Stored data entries

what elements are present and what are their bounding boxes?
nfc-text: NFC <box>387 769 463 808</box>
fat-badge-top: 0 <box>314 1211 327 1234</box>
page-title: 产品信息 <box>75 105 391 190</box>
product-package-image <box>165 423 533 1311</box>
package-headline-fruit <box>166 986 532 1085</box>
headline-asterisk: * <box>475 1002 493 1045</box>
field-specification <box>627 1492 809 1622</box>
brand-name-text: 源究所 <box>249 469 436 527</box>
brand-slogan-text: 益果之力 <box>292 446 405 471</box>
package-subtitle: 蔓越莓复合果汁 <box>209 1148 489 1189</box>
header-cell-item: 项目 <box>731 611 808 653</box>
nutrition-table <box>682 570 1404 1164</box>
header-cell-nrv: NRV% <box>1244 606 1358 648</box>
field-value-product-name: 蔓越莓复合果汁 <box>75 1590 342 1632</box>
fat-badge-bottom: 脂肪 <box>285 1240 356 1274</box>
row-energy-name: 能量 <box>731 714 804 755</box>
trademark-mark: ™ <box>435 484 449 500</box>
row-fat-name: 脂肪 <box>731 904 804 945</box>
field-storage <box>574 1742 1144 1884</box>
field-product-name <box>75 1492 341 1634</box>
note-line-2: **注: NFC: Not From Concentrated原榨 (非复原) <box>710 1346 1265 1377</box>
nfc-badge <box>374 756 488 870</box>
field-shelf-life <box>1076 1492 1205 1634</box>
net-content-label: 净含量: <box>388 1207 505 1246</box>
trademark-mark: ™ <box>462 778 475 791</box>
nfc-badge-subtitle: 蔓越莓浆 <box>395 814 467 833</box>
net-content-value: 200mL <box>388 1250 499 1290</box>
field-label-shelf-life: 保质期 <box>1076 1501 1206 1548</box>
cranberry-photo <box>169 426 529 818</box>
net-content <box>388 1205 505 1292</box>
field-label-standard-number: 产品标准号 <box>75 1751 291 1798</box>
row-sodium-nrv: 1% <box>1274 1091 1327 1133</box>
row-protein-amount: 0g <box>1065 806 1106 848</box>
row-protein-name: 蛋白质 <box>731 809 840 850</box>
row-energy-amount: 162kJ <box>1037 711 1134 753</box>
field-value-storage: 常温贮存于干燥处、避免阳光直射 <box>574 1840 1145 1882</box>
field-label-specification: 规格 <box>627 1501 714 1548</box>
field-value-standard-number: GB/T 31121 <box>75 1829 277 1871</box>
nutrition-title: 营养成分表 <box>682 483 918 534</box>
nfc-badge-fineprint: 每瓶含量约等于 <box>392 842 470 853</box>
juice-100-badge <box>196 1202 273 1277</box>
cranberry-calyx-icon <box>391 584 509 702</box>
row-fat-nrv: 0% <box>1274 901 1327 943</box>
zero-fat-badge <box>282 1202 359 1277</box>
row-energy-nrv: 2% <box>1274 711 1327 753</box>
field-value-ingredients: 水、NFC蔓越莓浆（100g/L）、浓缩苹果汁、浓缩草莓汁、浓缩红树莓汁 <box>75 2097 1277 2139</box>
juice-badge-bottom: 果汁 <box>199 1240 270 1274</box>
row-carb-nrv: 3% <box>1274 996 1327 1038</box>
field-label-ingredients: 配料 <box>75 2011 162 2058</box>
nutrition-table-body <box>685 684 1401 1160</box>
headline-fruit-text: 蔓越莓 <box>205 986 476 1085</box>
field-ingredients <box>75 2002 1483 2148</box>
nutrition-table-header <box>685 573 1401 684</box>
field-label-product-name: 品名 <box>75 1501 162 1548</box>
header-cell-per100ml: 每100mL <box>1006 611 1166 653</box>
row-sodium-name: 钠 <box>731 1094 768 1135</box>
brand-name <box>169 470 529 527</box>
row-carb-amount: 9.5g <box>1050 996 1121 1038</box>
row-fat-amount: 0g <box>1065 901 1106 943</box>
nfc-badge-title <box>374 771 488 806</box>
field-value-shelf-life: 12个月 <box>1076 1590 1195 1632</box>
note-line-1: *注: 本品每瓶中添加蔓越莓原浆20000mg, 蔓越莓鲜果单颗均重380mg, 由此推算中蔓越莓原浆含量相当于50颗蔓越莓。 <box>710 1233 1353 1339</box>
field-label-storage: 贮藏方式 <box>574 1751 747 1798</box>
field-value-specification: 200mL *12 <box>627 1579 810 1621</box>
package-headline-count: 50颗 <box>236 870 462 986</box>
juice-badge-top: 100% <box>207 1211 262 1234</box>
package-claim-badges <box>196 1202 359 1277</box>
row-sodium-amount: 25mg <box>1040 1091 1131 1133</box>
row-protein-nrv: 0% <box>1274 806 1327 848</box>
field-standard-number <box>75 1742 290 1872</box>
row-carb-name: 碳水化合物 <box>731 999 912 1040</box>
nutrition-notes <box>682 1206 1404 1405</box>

### PROBLEM
Repeat the data in its entirety, character for character.

### EXERCISE OUTPUT
what elements are present and what are their bounding boxes?
nfc-text: NFC <box>387 769 463 808</box>
fat-badge-top: 0 <box>314 1211 327 1234</box>
page-title: 产品信息 <box>75 105 391 190</box>
product-package-image <box>165 423 533 1311</box>
package-headline-fruit <box>166 986 532 1085</box>
headline-asterisk: * <box>475 1002 493 1045</box>
field-specification <box>627 1492 809 1622</box>
brand-name-text: 源究所 <box>249 469 436 527</box>
brand-slogan-text: 益果之力 <box>292 446 405 471</box>
package-subtitle: 蔓越莓复合果汁 <box>209 1148 489 1189</box>
header-cell-item: 项目 <box>731 611 808 653</box>
nutrition-table <box>682 570 1404 1164</box>
header-cell-nrv: NRV% <box>1244 606 1358 648</box>
field-value-product-name: 蔓越莓复合果汁 <box>75 1590 342 1632</box>
fat-badge-bottom: 脂肪 <box>285 1240 356 1274</box>
row-energy-name: 能量 <box>731 714 804 755</box>
trademark-mark: ™ <box>435 484 449 500</box>
row-fat-name: 脂肪 <box>731 904 804 945</box>
field-storage <box>574 1742 1144 1884</box>
field-product-name <box>75 1492 341 1634</box>
note-line-2: **注: NFC: Not From Concentrated原榨 (非复原) <box>710 1346 1265 1377</box>
nfc-badge <box>374 756 488 870</box>
field-shelf-life <box>1076 1492 1205 1634</box>
net-content-label: 净含量: <box>388 1207 505 1246</box>
trademark-mark: ™ <box>462 778 475 791</box>
nfc-badge-subtitle: 蔓越莓浆 <box>395 814 467 833</box>
net-content-value: 200mL <box>388 1250 499 1290</box>
field-label-shelf-life: 保质期 <box>1076 1501 1206 1548</box>
cranberry-photo <box>169 426 529 818</box>
net-content <box>388 1205 505 1292</box>
field-label-standard-number: 产品标准号 <box>75 1751 291 1798</box>
row-sodium-nrv: 1% <box>1274 1091 1327 1133</box>
row-protein-amount: 0g <box>1065 806 1106 848</box>
row-protein-name: 蛋白质 <box>731 809 840 850</box>
row-energy-amount: 162kJ <box>1037 711 1134 753</box>
field-value-storage: 常温贮存于干燥处、避免阳光直射 <box>574 1840 1145 1882</box>
field-label-specification: 规格 <box>627 1501 714 1548</box>
field-value-standard-number: GB/T 31121 <box>75 1829 277 1871</box>
nutrition-title: 营养成分表 <box>682 483 918 534</box>
nfc-badge-fineprint: 每瓶含量约等于 <box>392 842 470 853</box>
juice-100-badge <box>196 1202 273 1277</box>
cranberry-calyx-icon <box>391 584 509 702</box>
row-fat-nrv: 0% <box>1274 901 1327 943</box>
zero-fat-badge <box>282 1202 359 1277</box>
row-energy-nrv: 2% <box>1274 711 1327 753</box>
field-value-ingredients: 水、NFC蔓越莓浆（100g/L）、浓缩苹果汁、浓缩草莓汁、浓缩红树莓汁 <box>75 2097 1277 2139</box>
juice-badge-bottom: 果汁 <box>199 1240 270 1274</box>
row-carb-nrv: 3% <box>1274 996 1327 1038</box>
field-label-ingredients: 配料 <box>75 2011 162 2058</box>
nutrition-table-body <box>685 684 1401 1160</box>
headline-fruit-text: 蔓越莓 <box>205 986 476 1085</box>
field-ingredients <box>75 2002 1483 2148</box>
nutrition-table-header <box>685 573 1401 684</box>
field-label-product-name: 品名 <box>75 1501 162 1548</box>
header-cell-per100ml: 每100mL <box>1006 611 1166 653</box>
row-sodium-name: 钠 <box>731 1094 768 1135</box>
brand-name <box>169 470 529 527</box>
row-carb-amount: 9.5g <box>1050 996 1121 1038</box>
row-fat-amount: 0g <box>1065 901 1106 943</box>
nfc-badge-title <box>374 771 488 806</box>
field-value-shelf-life: 12个月 <box>1076 1590 1195 1632</box>
note-line-1: *注: 本品每瓶中添加蔓越莓原浆20000mg, 蔓越莓鲜果单颗均重380mg, 由此推算中蔓越莓原浆含量相当于50颗蔓越莓。 <box>710 1233 1353 1339</box>
field-label-storage: 贮藏方式 <box>574 1751 747 1798</box>
field-value-specification: 200mL *12 <box>627 1579 810 1621</box>
package-headline-count: 50颗 <box>236 870 462 986</box>
juice-badge-top: 100% <box>207 1211 262 1234</box>
package-claim-badges <box>196 1202 359 1277</box>
row-sodium-amount: 25mg <box>1040 1091 1131 1133</box>
row-protein-nrv: 0% <box>1274 806 1327 848</box>
field-standard-number <box>75 1742 290 1872</box>
row-carb-name: 碳水化合物 <box>731 999 912 1040</box>
nutrition-notes <box>682 1206 1404 1405</box>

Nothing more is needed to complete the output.